* [THE DATA]
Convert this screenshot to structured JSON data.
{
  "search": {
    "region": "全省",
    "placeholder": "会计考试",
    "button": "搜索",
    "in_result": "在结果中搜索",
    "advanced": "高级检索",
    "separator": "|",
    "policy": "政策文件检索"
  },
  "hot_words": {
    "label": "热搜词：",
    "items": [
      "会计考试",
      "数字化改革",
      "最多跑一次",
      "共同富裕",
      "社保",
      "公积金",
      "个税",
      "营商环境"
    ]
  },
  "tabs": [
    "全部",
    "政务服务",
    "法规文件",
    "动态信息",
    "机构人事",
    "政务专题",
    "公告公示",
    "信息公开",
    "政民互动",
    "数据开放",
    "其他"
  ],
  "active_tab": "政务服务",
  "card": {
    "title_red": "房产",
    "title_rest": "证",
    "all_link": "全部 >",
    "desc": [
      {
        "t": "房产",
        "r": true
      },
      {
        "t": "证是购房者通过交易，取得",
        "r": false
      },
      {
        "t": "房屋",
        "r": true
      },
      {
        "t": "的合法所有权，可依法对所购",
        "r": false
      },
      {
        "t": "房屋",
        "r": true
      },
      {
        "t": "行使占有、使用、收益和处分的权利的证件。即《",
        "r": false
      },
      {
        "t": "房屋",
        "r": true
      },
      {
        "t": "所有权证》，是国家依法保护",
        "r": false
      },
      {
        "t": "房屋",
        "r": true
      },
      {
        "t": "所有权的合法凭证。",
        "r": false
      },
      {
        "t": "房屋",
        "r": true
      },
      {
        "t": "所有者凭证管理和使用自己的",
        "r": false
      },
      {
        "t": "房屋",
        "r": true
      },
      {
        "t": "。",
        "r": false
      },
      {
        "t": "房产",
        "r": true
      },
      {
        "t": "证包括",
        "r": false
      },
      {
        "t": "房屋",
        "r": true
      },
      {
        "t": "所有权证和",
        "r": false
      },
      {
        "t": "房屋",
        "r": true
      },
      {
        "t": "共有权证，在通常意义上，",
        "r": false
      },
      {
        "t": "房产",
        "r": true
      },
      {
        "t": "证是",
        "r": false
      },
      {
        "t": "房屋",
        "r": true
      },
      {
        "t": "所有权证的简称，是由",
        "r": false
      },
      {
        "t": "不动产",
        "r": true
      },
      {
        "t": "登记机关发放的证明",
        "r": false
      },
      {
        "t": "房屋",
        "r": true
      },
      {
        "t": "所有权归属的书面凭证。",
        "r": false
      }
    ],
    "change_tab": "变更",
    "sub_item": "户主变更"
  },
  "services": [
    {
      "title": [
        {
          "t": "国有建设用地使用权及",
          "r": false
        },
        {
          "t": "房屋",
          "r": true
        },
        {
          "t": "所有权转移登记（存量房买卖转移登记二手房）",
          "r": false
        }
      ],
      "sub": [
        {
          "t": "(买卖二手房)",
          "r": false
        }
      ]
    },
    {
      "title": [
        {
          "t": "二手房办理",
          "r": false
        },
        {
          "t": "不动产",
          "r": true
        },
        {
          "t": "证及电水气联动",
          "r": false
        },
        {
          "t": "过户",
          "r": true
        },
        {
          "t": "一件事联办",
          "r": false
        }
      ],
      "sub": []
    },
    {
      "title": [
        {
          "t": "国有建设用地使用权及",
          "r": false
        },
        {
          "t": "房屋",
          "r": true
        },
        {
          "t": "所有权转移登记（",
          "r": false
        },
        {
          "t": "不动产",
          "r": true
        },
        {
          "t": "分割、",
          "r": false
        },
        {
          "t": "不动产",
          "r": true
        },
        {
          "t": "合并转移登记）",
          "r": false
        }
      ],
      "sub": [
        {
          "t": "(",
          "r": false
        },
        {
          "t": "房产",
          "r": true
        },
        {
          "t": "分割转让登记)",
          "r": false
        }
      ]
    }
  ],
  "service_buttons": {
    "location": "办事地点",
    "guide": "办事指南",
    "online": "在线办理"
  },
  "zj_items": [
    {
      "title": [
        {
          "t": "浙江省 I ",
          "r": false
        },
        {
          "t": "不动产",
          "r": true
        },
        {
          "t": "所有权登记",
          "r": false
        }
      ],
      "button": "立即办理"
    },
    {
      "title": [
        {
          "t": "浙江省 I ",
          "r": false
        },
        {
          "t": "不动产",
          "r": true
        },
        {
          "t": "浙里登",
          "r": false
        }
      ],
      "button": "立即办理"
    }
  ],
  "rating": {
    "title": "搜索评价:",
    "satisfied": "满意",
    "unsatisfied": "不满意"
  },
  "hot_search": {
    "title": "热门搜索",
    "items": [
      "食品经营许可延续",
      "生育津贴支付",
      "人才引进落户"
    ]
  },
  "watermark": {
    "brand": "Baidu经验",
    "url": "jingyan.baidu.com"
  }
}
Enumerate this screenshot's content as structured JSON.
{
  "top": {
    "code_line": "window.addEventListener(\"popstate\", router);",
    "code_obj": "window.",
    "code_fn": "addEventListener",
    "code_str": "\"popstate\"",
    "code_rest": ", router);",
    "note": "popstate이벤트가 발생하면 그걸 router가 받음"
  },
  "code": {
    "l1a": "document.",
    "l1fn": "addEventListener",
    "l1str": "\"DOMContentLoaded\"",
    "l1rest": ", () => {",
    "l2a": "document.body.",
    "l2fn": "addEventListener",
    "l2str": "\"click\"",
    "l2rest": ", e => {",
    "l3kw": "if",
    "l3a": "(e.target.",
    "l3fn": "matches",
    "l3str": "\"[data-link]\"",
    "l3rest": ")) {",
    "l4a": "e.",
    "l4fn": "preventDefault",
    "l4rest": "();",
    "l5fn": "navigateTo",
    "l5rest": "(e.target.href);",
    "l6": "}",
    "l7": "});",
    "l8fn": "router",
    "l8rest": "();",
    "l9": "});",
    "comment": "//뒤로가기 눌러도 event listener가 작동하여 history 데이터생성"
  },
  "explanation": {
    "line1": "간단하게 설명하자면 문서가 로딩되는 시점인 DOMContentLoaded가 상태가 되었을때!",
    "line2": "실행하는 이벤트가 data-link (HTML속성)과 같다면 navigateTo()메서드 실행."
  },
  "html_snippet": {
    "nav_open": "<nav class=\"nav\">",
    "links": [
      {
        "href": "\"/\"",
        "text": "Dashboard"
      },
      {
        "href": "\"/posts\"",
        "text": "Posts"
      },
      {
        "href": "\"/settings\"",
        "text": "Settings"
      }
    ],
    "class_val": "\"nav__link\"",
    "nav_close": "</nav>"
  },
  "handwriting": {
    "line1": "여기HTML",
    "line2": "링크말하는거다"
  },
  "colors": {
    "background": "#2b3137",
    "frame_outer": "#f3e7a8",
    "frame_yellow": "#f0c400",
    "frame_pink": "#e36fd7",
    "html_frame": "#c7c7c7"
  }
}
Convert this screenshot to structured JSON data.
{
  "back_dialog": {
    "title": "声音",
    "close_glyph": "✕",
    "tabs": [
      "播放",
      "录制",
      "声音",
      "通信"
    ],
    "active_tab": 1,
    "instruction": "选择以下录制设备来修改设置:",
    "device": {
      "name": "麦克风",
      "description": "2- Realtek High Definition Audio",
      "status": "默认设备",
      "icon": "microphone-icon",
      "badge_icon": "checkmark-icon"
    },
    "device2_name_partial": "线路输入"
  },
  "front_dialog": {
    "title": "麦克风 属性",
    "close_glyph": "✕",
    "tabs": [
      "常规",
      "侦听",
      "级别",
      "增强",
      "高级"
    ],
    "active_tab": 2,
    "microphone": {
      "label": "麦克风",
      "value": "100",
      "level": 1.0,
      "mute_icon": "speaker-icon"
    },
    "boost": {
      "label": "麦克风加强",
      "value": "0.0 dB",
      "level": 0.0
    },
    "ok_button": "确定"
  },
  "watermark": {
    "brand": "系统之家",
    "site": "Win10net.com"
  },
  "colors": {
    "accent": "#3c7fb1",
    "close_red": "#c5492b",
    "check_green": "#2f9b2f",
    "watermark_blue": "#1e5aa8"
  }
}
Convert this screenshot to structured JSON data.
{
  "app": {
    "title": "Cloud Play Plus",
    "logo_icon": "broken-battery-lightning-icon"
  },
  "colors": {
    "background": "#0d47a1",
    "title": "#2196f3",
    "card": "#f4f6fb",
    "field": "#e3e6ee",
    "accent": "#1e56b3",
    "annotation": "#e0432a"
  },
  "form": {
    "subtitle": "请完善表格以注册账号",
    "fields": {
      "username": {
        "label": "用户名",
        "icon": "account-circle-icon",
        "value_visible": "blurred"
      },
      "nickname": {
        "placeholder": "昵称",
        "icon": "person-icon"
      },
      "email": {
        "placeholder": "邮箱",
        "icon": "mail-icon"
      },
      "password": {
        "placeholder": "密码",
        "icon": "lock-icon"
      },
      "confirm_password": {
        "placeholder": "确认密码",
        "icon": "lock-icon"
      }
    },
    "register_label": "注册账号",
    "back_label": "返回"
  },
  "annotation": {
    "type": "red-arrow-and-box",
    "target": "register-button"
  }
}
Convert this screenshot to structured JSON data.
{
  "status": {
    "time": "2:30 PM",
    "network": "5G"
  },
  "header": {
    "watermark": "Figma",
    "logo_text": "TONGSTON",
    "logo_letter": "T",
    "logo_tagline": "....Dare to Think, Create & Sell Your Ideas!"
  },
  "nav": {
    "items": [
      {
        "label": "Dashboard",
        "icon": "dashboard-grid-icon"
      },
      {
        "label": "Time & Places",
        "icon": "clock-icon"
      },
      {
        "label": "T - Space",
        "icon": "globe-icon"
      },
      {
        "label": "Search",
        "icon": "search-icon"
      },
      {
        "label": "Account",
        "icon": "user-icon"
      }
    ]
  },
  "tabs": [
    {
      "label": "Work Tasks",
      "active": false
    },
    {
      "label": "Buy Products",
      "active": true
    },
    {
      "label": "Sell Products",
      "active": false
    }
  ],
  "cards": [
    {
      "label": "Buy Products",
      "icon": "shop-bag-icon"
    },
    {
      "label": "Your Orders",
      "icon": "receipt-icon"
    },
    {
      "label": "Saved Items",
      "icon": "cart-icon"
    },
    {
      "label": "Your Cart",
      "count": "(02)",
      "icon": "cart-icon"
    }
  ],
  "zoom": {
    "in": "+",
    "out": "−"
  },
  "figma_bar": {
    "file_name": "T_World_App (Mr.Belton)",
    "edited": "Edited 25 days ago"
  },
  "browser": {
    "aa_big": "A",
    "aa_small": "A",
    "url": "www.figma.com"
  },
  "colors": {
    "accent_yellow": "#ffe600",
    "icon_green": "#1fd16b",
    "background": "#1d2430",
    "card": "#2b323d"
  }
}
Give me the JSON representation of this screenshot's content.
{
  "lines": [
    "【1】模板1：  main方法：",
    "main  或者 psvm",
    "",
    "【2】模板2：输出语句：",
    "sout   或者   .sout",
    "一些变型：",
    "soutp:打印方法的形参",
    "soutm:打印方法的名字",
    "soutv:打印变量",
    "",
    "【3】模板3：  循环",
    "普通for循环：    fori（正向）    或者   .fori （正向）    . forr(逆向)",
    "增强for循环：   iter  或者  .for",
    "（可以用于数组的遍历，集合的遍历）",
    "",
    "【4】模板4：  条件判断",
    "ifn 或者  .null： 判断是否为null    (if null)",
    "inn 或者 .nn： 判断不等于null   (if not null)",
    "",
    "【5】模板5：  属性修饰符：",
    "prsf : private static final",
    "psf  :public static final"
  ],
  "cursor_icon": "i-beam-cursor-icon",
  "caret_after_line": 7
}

* [WRITTEN EXERCISE]
All lines above containing the string "background" are to be collected.

* [FULL SOLUTION]
    "background": "#2b3137",
    "background": "#0d47a1",
    "background": "#1d2430",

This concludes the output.